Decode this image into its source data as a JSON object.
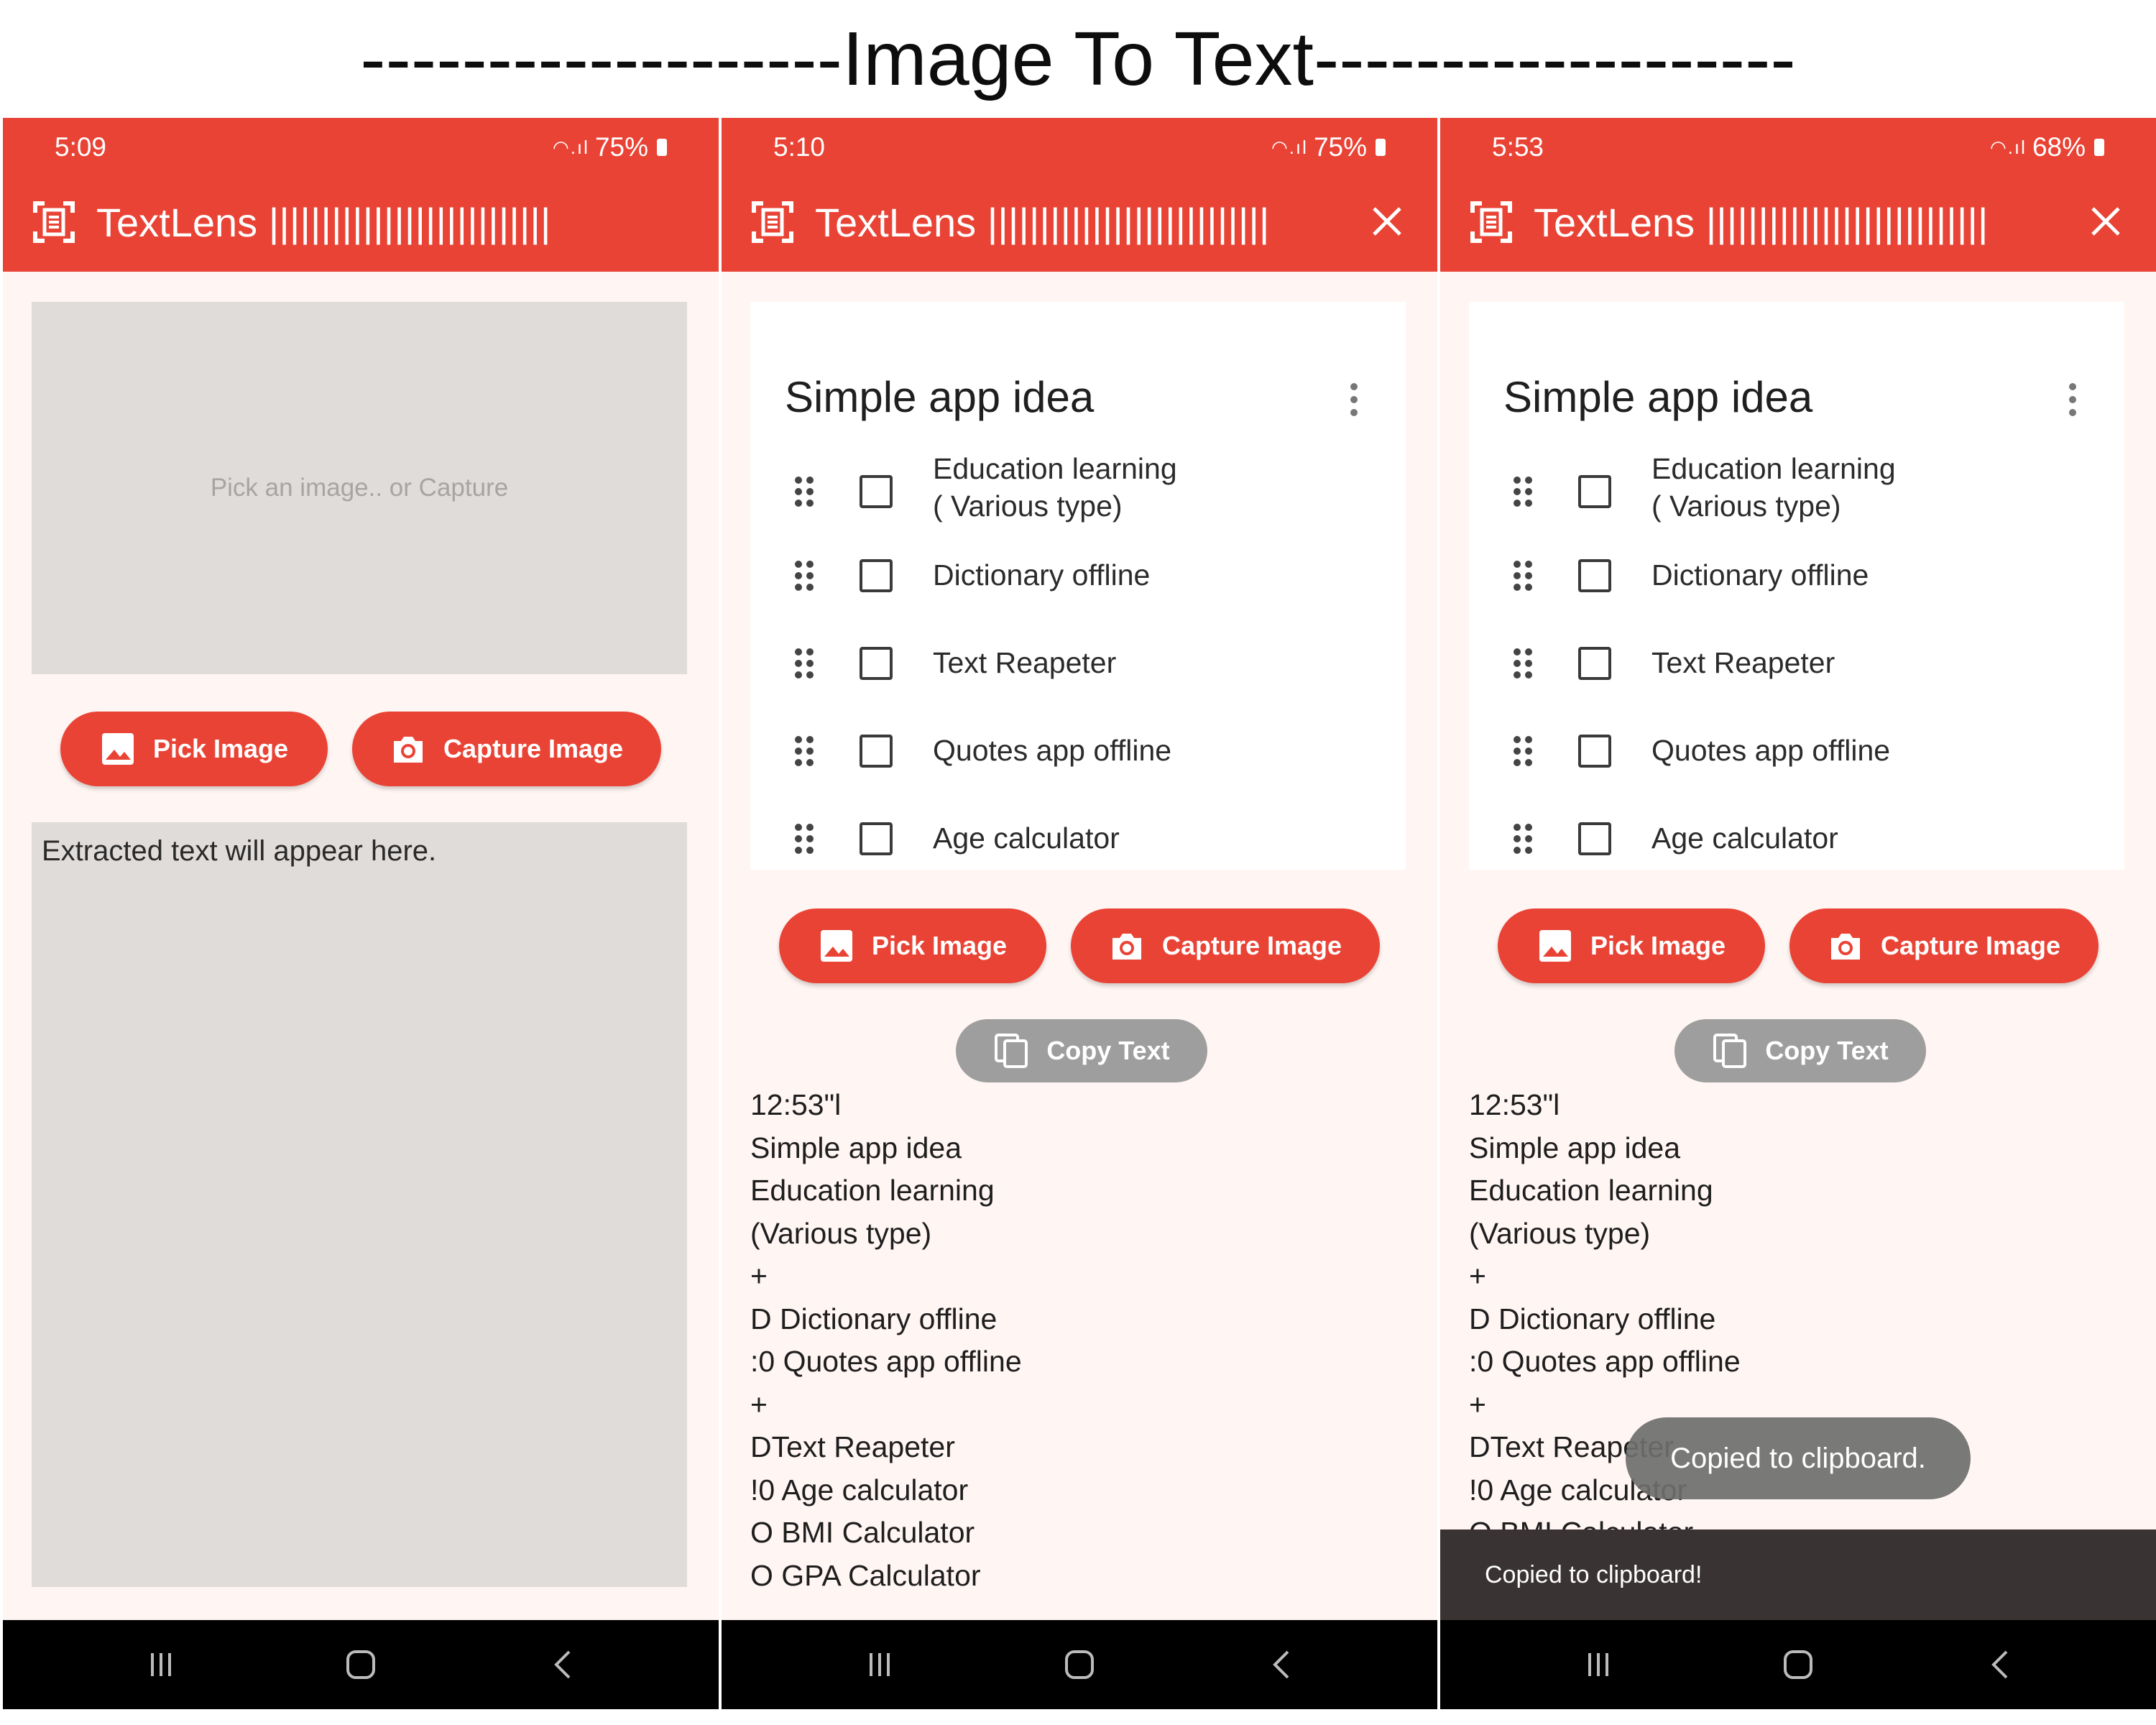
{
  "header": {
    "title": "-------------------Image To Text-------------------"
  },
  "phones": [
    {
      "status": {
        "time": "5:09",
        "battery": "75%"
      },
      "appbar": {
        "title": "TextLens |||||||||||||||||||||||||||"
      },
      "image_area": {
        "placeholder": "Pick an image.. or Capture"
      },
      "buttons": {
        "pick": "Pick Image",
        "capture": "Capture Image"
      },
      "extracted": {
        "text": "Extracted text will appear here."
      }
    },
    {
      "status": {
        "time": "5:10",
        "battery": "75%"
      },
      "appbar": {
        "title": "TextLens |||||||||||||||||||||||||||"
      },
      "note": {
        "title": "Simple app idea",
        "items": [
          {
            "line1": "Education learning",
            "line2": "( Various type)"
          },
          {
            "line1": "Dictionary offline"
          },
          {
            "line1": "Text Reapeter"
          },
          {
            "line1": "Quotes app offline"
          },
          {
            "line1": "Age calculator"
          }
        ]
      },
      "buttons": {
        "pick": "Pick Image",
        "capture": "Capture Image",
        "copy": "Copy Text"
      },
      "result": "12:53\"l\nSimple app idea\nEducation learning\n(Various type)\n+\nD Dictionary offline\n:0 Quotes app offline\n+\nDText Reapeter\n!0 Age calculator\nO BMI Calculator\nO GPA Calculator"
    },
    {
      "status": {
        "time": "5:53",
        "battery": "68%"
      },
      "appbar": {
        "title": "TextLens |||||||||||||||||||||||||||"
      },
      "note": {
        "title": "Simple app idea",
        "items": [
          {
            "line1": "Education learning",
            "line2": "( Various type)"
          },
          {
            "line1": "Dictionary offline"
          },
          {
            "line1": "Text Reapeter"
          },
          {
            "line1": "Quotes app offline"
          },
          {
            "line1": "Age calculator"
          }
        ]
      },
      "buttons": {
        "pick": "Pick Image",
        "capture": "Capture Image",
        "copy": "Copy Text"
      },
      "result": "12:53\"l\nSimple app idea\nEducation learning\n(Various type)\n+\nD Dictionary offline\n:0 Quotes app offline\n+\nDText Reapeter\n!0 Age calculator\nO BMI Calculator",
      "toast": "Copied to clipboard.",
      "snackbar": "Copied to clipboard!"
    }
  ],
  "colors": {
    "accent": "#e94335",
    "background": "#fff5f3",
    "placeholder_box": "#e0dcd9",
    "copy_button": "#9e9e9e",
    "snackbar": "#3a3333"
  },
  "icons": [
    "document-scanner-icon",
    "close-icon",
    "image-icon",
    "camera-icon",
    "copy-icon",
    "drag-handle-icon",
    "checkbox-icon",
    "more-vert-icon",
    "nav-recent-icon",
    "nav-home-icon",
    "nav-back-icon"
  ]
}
...
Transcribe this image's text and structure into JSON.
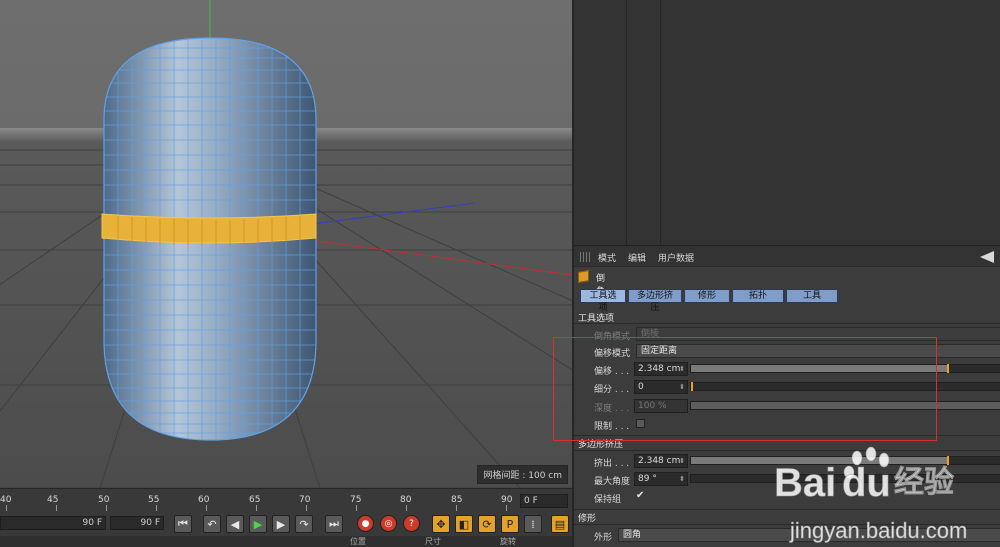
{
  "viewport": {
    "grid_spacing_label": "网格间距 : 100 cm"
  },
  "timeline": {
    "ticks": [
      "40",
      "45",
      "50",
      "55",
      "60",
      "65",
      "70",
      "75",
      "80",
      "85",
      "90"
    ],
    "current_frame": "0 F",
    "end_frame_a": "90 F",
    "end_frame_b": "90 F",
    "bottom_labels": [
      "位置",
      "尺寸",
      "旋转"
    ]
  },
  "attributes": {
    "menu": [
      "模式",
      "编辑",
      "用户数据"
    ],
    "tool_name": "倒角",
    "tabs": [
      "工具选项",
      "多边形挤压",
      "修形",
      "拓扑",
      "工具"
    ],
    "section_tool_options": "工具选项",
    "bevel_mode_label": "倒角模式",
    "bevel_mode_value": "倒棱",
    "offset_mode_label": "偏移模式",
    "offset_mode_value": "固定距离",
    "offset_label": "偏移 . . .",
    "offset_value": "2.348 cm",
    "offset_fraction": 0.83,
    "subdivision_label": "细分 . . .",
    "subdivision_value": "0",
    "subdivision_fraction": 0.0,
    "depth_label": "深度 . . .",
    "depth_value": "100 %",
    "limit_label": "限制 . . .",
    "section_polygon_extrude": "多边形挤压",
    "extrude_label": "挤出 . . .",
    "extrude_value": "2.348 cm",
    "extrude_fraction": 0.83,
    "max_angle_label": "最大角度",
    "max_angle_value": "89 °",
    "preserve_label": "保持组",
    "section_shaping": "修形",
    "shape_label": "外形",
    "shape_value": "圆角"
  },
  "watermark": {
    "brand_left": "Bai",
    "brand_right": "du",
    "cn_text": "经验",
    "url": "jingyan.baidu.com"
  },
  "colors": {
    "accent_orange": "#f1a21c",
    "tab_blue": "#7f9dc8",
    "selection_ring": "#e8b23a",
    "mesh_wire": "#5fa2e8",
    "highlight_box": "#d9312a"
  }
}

▶ [Written task] Copy each line of the records that contains the word "多边形挤压".

▶ [Task output]
      "多边形挤压",
    "section_polygon_extrude": "多边形挤压",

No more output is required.